#### [TEKS KUTIPAN]
::::::::::

Catatan Kecil dari Tangerang: Kaki-kaki yang Rusak, Mimpi-mimpi yang Indah

Cerita

by Ardy Nurhadi Shufi

Ardy Nurhadi Shufi

Juru Taktik Amatir
ardynshufi@gmail.com

Catatan Kecil dari Tangerang: Kaki-kaki yang Rusak, Mimpi-mimpi yang Indah

Mukhlis sempat tak bisa mengatakan apa-apa. Kemudian tak ada yang menyangka, pria asal Ternate itu menitikkan air matanya di hari penutupan Kursus Kepelatihan Lisensi D Nasional itu. Enam hari yang awalnya mungkin diharapkan segera cepat berakhir agar bisa memulai karier jadi pelatih atau kembali pada rutinitasnya, menjadi enam hari yang terasa sangat singkat dan terlalu cepat berakhir baginya.

Mukhlis bukan satu-satunya calon pelatih yang menangis di hari terakhir kursus kepelatihan yang diselenggarakan Villa 2000 Football Academy yang berlokasi di Tangerang Selatan ini. Sebelumnya, Saniman, bapak berusia 53 tahun, peserta tertua pada kursus kepelatihan ini, juga tak kuasa membendung air matanya ketika mengakhiri sesi latihan praktik.

Selama enam hari, kami para calon pelatih masa depan Indonesia, memang tidak berjalan sendiri-sendiri. Selain adanya suatu kewajiban untuk membuat kelompok (yang berjumlah 4-5 orang) untuk sesi praktik, ke-28 peserta kepelatihan ini menjalin kekerabatan yang membuat kami semua mengenal satu sama lain.

Para peserta yang mengikuti kursus kepelatihan ini datang dari segala penjuru. Mukhlis yang dari Ternate bukan yang terjauh, tapi ada juga peserta lain yang datang jauh-jauh dari Timika, Samarinda, Palembang, Medan, atau Malang. Bahkan ada satu peserta yang merupakan keturunan Amerika-Indonesia.

Tapi meski asal daerah kami berbeda, kami semua satu tujuan, yaitu memajukan sepakbola Indonesia di masa depan.

::::::::::

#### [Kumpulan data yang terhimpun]
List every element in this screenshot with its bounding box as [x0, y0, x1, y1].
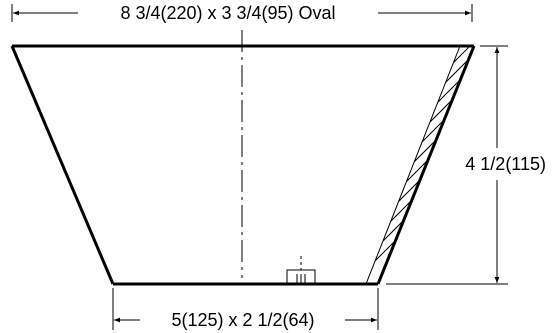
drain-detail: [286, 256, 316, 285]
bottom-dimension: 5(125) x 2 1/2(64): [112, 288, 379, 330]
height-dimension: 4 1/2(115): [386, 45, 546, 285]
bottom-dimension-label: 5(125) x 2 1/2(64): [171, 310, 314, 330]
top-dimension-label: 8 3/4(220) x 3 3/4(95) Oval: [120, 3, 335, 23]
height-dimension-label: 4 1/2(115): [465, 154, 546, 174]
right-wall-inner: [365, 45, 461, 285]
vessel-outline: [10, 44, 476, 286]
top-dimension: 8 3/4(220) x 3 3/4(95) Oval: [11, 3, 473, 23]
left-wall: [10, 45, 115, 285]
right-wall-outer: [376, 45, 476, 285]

::::::::::

#### [KETENTUAN LATIHAN]
1: Tulis ulang bagian catatan tentang kursus kepelatihan di atas, dari "Mukhlis sempat tak" sampai "sesi latihan praktik.", termasuk kedua bagian itu.
2: Jawab pertanyaan berikut berdasarkan catatan tentang kursus kepelatihan di atas:
(a) Mukhlis berasal dari mana?
(b) Berapa umur Saniman?
(c) Ada berapa peserta dalam kursus itu?

#### [JAWABAN TIAP TUGAS]
1:
Mukhlis sempat tak bisa mengatakan apa-apa. Kemudian tak ada yang menyangka, pria asal Ternate itu menitikkan air matanya di hari penutupan Kursus Kepelatihan Lisensi D Nasional itu. Enam hari yang awalnya mungkin diharapkan segera cepat berakhir agar bisa memulai karier jadi pelatih atau kembali pada rutinitasnya, menjadi enam hari yang terasa sangat singkat dan terlalu cepat berakhir baginya.

Mukhlis bukan satu-satunya calon pelatih yang menangis di hari terakhir kursus kepelatihan yang diselenggarakan Villa 2000 Football Academy yang berlokasi di Tangerang Selatan ini. Sebelumnya, Saniman, bapak berusia 53 tahun, peserta tertua pada kursus kepelatihan ini, juga tak kuasa membendung air matanya ketika mengakhiri sesi latihan praktik.

2:
(a) Ternate
(b) 53 tahun
(c) 28 orang